* _DATA_
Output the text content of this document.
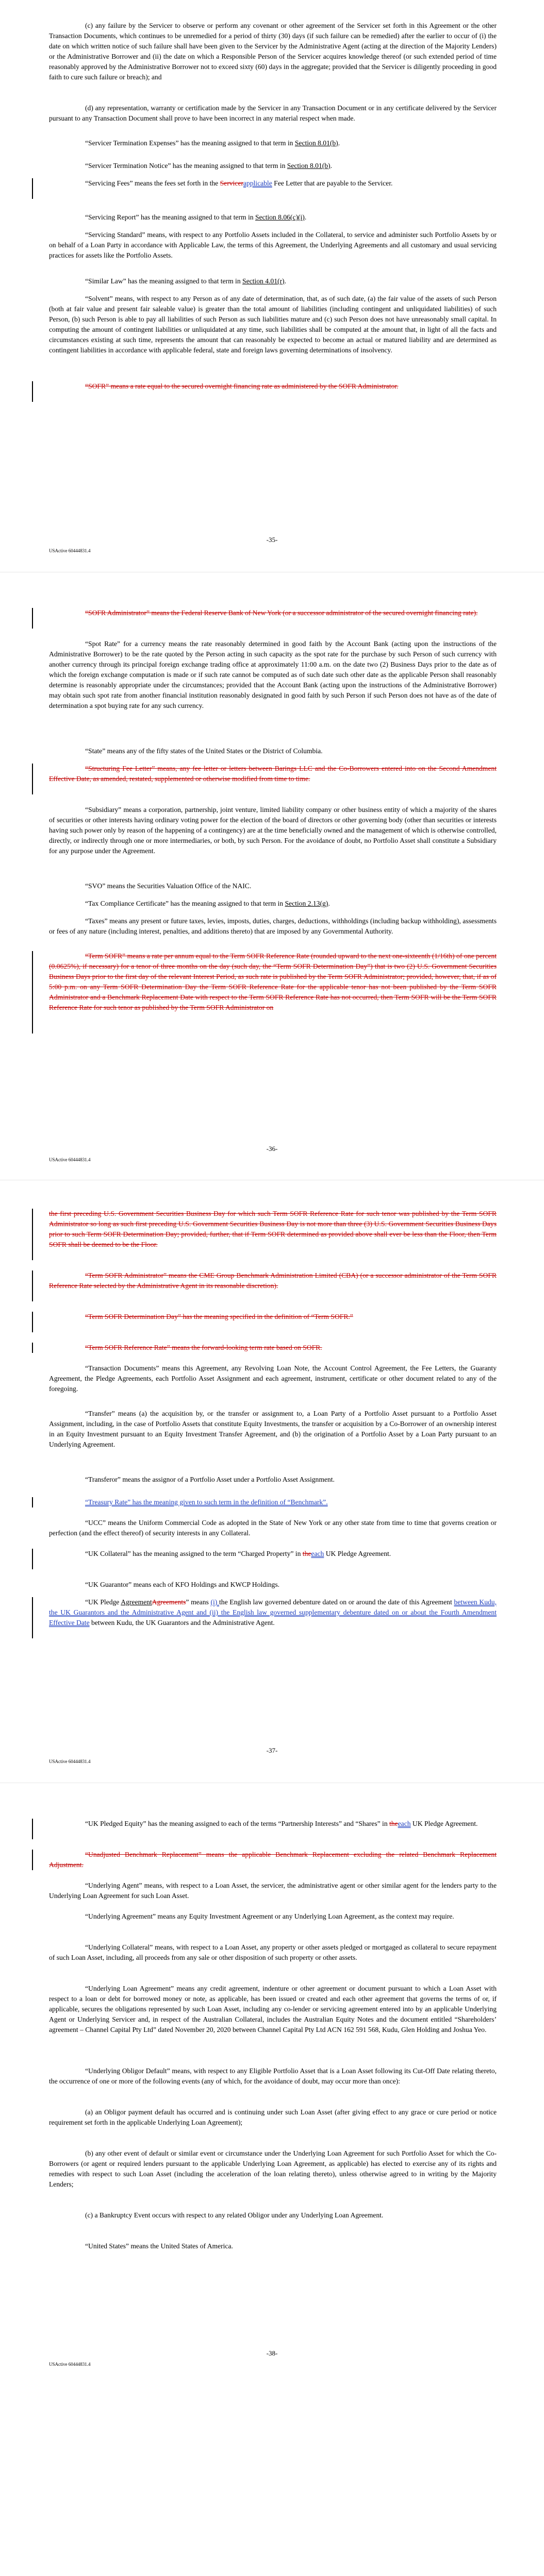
(c) any failure by the Servicer to observe or perform any covenant or other agreement of the Servicer set forth in this Agreement or the other Transaction Documents, which continues to be unremedied for a period of thirty (30) days (if such failure can be remedied) after the earlier to occur of (i) the date on which written notice of such failure shall have been given to the Servicer by the Administrative Agent (acting at the direction of the Majority Lenders) or the Administrative Borrower and (ii) the date on which a Responsible Person of the Servicer acquires knowledge thereof (or such extended period of time reasonably approved by the Administrative Borrower not to exceed sixty (60) days in the aggregate; provided that the Servicer is diligently proceeding in good faith to cure such failure or breach); and

(d) any representation, warranty or certification made by the Servicer in any Transaction Document or in any certificate delivered by the Servicer pursuant to any Transaction Document shall prove to have been incorrect in any material respect when made.

“Servicer Termination Expenses” has the meaning assigned to that term in Section 8.01(b).

“Servicer Termination Notice” has the meaning assigned to that term in Section 8.01(b).

“Servicing Fees” means the fees set forth in the Servicerapplicable Fee Letter that are payable to the Servicer.

“Servicing Report” has the meaning assigned to that term in Section 8.06(c)(i).

“Servicing Standard” means, with respect to any Portfolio Assets included in the Collateral, to service and administer such Portfolio Assets by or on behalf of a Loan Party in accordance with Applicable Law, the terms of this Agreement, the Underlying Agreements and all customary and usual servicing practices for assets like the Portfolio Assets.

“Similar Law” has the meaning assigned to that term in Section 4.01(r).

“Solvent” means, with respect to any Person as of any date of determination, that, as of such date, (a) the fair value of the assets of such Person (both at fair value and present fair saleable value) is greater than the total amount of liabilities (including contingent and unliquidated liabilities) of such Person, (b) such Person is able to pay all liabilities of such Person as such liabilities mature and (c) such Person does not have unreasonably small capital. In computing the amount of contingent liabilities or unliquidated at any time, such liabilities shall be computed at the amount that, in light of all the facts and circumstances existing at such time, represents the amount that can reasonably be expected to become an actual or matured liability and are determined as contingent liabilities in accordance with applicable federal, state and foreign laws governing determinations of insolvency.

“SOFR” means a rate equal to the secured overnight financing rate as administered by the SOFR Administrator.

-35-
USActive 60444831.4

“SOFR Administrator” means the Federal Reserve Bank of New York (or a successor administrator of the secured overnight financing rate).

“Spot Rate” for a currency means the rate reasonably determined in good faith by the Account Bank (acting upon the instructions of the Administrative Borrower) to be the rate quoted by the Person acting in such capacity as the spot rate for the purchase by such Person of such currency with another currency through its principal foreign exchange trading office at approximately 11:00 a.m. on the date two (2) Business Days prior to the date as of which the foreign exchange computation is made or if such rate cannot be computed as of such date such other date as the applicable Person shall reasonably determine is reasonably appropriate under the circumstances; provided that the Account Bank (acting upon the instructions of the Administrative Borrower) may obtain such spot rate from another financial institution reasonably designated in good faith by such Person if such Person does not have as of the date of determination a spot buying rate for any such currency.

“State” means any of the fifty states of the United States or the District of Columbia.

“Structuring Fee Letter” means, any fee letter or letters between Barings LLC and the Co-Borrowers entered into on the Second Amendment Effective Date, as amended, restated, supplemented or otherwise modified from time to time.

“Subsidiary” means a corporation, partnership, joint venture, limited liability company or other business entity of which a majority of the shares of securities or other interests having ordinary voting power for the election of the board of directors or other governing body (other than securities or interests having such power only by reason of the happening of a contingency) are at the time beneficially owned and the management of which is otherwise controlled, directly, or indirectly through one or more intermediaries, or both, by such Person. For the avoidance of doubt, no Portfolio Asset shall constitute a Subsidiary for any purpose under the Agreement.

“SVO” means the Securities Valuation Office of the NAIC.

“Tax Compliance Certificate” has the meaning assigned to that term in Section 2.13(g).

“Taxes” means any present or future taxes, levies, imposts, duties, charges, deductions, withholdings (including backup withholding), assessments or fees of any nature (including interest, penalties, and additions thereto) that are imposed by any Governmental Authority.

“Term SOFR” means a rate per annum equal to the Term SOFR Reference Rate (rounded upward to the next one-sixteenth (1/16th) of one percent (0.0625%), if necessary) for a tenor of three months on the day (such day, the “Term SOFR Determination Day”) that is two (2) U.S. Government Securities Business Days prior to the first day of the relevant Interest Period, as such rate is published by the Term SOFR Administrator; provided, however, that, if as of 5:00 p.m. on any Term SOFR Determination Day the Term SOFR Reference Rate for the applicable tenor has not been published by the Term SOFR Administrator and a Benchmark Replacement Date with respect to the Term SOFR Reference Rate has not occurred, then Term SOFR will be the Term SOFR Reference Rate for such tenor as published by the Term SOFR Administrator on

-36-
USActive 60444831.4

the first preceding U.S. Government Securities Business Day for which such Term SOFR Reference Rate for such tenor was published by the Term SOFR Administrator so long as such first preceding U.S. Government Securities Business Day is not more than three (3) U.S. Government Securities Business Days prior to such Term SOFR Determination Day; provided, further, that if Term SOFR determined as provided above shall ever be less than the Floor, then Term SOFR shall be deemed to be the Floor.

“Term SOFR Administrator” means the CME Group Benchmark Administration Limited (CBA) (or a successor administrator of the Term SOFR Reference Rate selected by the Administrative Agent in its reasonable discretion).

“Term SOFR Determination Day” has the meaning specified in the definition of “Term SOFR.”

“Term SOFR Reference Rate” means the forward-looking term rate based on SOFR.

“Transaction Documents” means this Agreement, any Revolving Loan Note, the Account Control Agreement, the Fee Letters, the Guaranty Agreement, the Pledge Agreements, each Portfolio Asset Assignment and each agreement, instrument, certificate or other document related to any of the foregoing.

“Transfer” means (a) the acquisition by, or the transfer or assignment to, a Loan Party of a Portfolio Asset pursuant to a Portfolio Asset Assignment, including, in the case of Portfolio Assets that constitute Equity Investments, the transfer or acquisition by a Co-Borrower of an ownership interest in an Equity Investment pursuant to an Equity Investment Transfer Agreement, and (b) the origination of a Portfolio Asset by a Loan Party pursuant to an Underlying Agreement.

“Transferor” means the assignor of a Portfolio Asset under a Portfolio Asset Assignment.

“Treasury Rate” has the meaning given to such term in the definition of “Benchmark”.

“UCC” means the Uniform Commercial Code as adopted in the State of New York or any other state from time to time that governs creation or perfection (and the effect thereof) of security interests in any Collateral.

“UK Collateral” has the meaning assigned to the term “Charged Property” in theeach UK Pledge Agreement.

“UK Guarantor” means each of KFO Holdings and KWCP Holdings.

“UK Pledge AgreementAgreements” means (i) the English law governed debenture dated on or around the date of this Agreement between Kudu, the UK Guarantors and the Administrative Agent and (ii) the English law governed supplementary debenture dated on or about the Fourth Amendment Effective Date between Kudu, the UK Guarantors and the Administrative Agent.

-37-
USActive 60444831.4

“UK Pledged Equity” has the meaning assigned to each of the terms “Partnership Interests” and “Shares” in theeach UK Pledge Agreement.

“Unadjusted Benchmark Replacement” means the applicable Benchmark Replacement excluding the related Benchmark Replacement Adjustment.

“Underlying Agent” means, with respect to a Loan Asset, the servicer, the administrative agent or other similar agent for the lenders party to the Underlying Loan Agreement for such Loan Asset.

“Underlying Agreement” means any Equity Investment Agreement or any Underlying Loan Agreement, as the context may require.

“Underlying Collateral” means, with respect to a Loan Asset, any property or other assets pledged or mortgaged as collateral to secure repayment of such Loan Asset, including, all proceeds from any sale or other disposition of such property or other assets.

“Underlying Loan Agreement” means any credit agreement, indenture or other agreement or document pursuant to which a Loan Asset with respect to a loan or debt for borrowed money or note, as applicable, has been issued or created and each other agreement that governs the terms of or, if applicable, secures the obligations represented by such Loan Asset, including any co-lender or servicing agreement entered into by an applicable Underlying Agent or Underlying Servicer and, in respect of the Australian Collateral, includes the Australian Equity Notes and the document entitled “Shareholders’ agreement – Channel Capital Pty Ltd” dated November 20, 2020 between Channel Capital Pty Ltd ACN 162 591 568, Kudu, Glen Holding and Joshua Yeo.

“Underlying Obligor Default” means, with respect to any Eligible Portfolio Asset that is a Loan Asset following its Cut-Off Date relating thereto, the occurrence of one or more of the following events (any of which, for the avoidance of doubt, may occur more than once):

(a) an Obligor payment default has occurred and is continuing under such Loan Asset (after giving effect to any grace or cure period or notice requirement set forth in the applicable Underlying Loan Agreement);

(b) any other event of default or similar event or circumstance under the Underlying Loan Agreement for such Portfolio Asset for which the Co-Borrowers (or agent or required lenders pursuant to the applicable Underlying Loan Agreement, as applicable) has elected to exercise any of its rights and remedies with respect to such Loan Asset (including the acceleration of the loan relating thereto), unless otherwise agreed to in writing by the Majority Lenders;

(c) a Bankruptcy Event occurs with respect to any related Obligor under any Underlying Loan Agreement.

“United States” means the United States of America.

-38-
USActive 60444831.4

* _STATED EXERCISE_
Determine how many lines of the data contain the word "Obligor", and reply with that number only.

* _RESULT OF THIS TASK_
3